▶ [Problems and tasks]
1. In the forum thread on foreground crypts, how long did aleph say the all-crypt tank took to look full?
2. Carry on the forum thread on foreground crypts from its final line.

# Foreground Crypt for 4ft tank



## Axelrodi202 (Jun 7, 2009)

Will be setting up a 4ft (most likely 120g) crypt tank soon. What is a good foreground crypt? Not interested in using C. parva.


----------



## aleph (Apr 27, 2006)

You just ruled out my answer...


----------



## Yo-han (Oct 15, 2010)

Parva is the smallest. If you can find Cryptocoryne beckettii 'petchii', this stays around 3 inch in my tank. Or C. x Willissii (most often sold as Nevelli), with a good amount of light you can keep it under 4 inch. Or C. pygmaea, which is most probably a smaller form of Cryptocoryne × willisii. 

But the size depends mostly on the amount of light. When the foreground fills in and they start shading eachother, they grow up and 4 inch can easily become 6 inch. In a low light tank they also grow a little larger. I think parva is still your best shot!


----------



## ddavila06 (Jan 31, 2009)

i have kept C. Nurii as foreground in my 75. did great too! C xWillisii is nice and short too. my crypt wendtii green gecko is fairly low but in my higher light tank it was about 9-10 inches tall.. 
varies depending on substrate, light, etc..


----------



## AaronT (Apr 26, 2004)

x willisii (also called nevelii). It's the only other very small one.


----------



## Axelrodi202 (Jun 7, 2009)

Only reason I'm hesitant to use c parva is because of the extremely slow rate of growth. I have never seen someone who actually managed to create a nice dense carpet with it. C x. willissi is what I'm leaning toward at the moment.


----------



## Tattooedfool83 (Jul 7, 2013)

Axelrodi202 said:


> Only reason I'm hesitant to use c parva is because of the extremely slow rate of growth. I have never seen someone who actually managed to create a nice dense carpet with it. C x. willissi is what I'm leaning toward at the moment.


Good choice man


----------



## aleph (Apr 27, 2006)

Axelrodi202 said:


> Only reason I'm hesitant to use c parva is because of the extremely slow rate of growth. I have never seen someone who actually managed to create a nice dense carpet with it. C x. willissi is what I'm leaning toward at the moment.


Can't argue with that. It took about a year for my all crypt tank to look "full" using a low tech setup.

I've got a C parva and dwarf hair grass tank now. After one month the paths has fully recovered from its initial melt and has new leaves, but the hair grass is taking over.


----------



## miremonster (Mar 26, 2006)

Yo-han said:


> Or C. pygmaea, which is most probably a smaller form of Cryptocoryne × willisii.

▶ [Provided records]
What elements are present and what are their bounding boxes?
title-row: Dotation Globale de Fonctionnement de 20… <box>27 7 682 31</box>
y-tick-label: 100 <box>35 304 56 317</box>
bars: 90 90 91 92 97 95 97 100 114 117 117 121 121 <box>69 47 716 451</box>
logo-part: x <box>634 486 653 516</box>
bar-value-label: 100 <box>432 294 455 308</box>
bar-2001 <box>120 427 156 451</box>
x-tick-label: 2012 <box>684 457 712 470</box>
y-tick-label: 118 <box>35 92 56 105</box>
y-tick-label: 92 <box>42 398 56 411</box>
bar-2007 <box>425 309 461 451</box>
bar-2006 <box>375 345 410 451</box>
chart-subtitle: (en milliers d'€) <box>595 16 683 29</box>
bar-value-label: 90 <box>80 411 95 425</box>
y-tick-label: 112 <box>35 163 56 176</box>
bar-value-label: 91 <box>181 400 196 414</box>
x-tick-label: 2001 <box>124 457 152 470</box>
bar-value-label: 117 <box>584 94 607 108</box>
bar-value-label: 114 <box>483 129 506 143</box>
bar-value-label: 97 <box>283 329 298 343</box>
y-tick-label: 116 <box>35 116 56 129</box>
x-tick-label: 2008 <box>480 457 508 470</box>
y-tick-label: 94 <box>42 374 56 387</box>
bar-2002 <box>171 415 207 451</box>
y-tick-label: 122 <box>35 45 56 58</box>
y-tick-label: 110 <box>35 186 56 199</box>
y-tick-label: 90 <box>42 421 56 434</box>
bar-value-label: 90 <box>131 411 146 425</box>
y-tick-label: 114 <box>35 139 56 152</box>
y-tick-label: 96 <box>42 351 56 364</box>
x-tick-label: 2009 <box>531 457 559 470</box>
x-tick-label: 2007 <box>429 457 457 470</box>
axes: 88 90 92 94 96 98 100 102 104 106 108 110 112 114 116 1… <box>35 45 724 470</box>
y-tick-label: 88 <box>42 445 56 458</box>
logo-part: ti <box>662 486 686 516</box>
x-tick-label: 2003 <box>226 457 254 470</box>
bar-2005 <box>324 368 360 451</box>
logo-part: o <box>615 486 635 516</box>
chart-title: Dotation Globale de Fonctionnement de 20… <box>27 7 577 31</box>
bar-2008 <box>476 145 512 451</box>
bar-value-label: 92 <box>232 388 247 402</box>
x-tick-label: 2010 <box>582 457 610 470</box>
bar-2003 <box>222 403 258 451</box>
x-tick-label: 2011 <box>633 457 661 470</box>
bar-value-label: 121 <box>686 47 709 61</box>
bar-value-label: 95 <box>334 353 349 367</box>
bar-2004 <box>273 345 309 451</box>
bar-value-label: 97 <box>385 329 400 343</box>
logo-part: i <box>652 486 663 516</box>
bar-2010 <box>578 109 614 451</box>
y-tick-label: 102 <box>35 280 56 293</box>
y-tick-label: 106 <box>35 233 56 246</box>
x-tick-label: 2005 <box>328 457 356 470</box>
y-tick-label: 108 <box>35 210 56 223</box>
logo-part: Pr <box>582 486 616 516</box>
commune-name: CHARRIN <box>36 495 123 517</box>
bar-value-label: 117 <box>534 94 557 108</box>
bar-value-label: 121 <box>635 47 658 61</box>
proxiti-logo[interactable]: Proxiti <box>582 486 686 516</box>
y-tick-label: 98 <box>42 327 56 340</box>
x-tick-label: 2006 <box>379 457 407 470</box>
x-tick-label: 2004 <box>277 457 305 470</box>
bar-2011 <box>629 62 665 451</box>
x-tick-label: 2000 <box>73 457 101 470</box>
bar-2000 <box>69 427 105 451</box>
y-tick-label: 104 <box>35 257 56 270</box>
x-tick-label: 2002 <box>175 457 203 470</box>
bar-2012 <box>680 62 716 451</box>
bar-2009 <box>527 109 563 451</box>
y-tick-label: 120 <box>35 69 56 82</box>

▶ [Task-by-task outputs]
1. About a year, using a low-tech setup.

2.
Surely you mean the Cryptocoryne "pigmea" from the company Anubias, Italy; it's not the true species _C. pygmaea_ from the Philippines that looks very different:
http://www.heimbiotop.de/cryptocoryne.html#pygm
http://crypts.home.xs4all.nl/Cryptocoryne/Gallery/pyg/pyg.html

According to an info text from Anubias in the blog "Fish fingers" their "pigmea" is indeed a x willisii. Quote: "Cryptocoryne "pigmea" is a mutation (cultivar) obtained from T/C labs of Cryptocoryne nevilli." (They mean x willisii, not the true _C. nevillii_)
http://cryptgarden.blogspot.de/2013/03/cryptocoryne-pigmea.html

The 2 most frequent Cryptocoryne x willisii forms in the hobby and trade are apparently C. x willisii "lucens" (the old C. lucens, see also plant finder) and the plant that was erroneously known in the hobby as C. nevillii for decades (in the flowgrow database as C. x willisii "nevillii"). 
The latter has shorter, more ovate leaf blades than the "lucens" and is the parent of the "pigmea" from Anubias. 
Both variants are shown in the drawings from the de Wit book here below: http://crypts.home.xs4all.nl/Cryptocoryne/Gallery/wil/wil.html

Allegedly the C. "pigmea" doesn't exceed a height of 5 cm under good light conditions, but I've heard from hobbyists that it grows to ca. 12 cm high with the time, so I wonder if it differs from the x willisii "nevillii" at all.
However, apparently both the Cryptocoryne x willisii "nevillii" and the C. "pigmea" remain shorter than the narrow-leaved x willisii "lucens", so they are the better choice for the foreground.


----------



## Yo-han (Oct 15, 2010)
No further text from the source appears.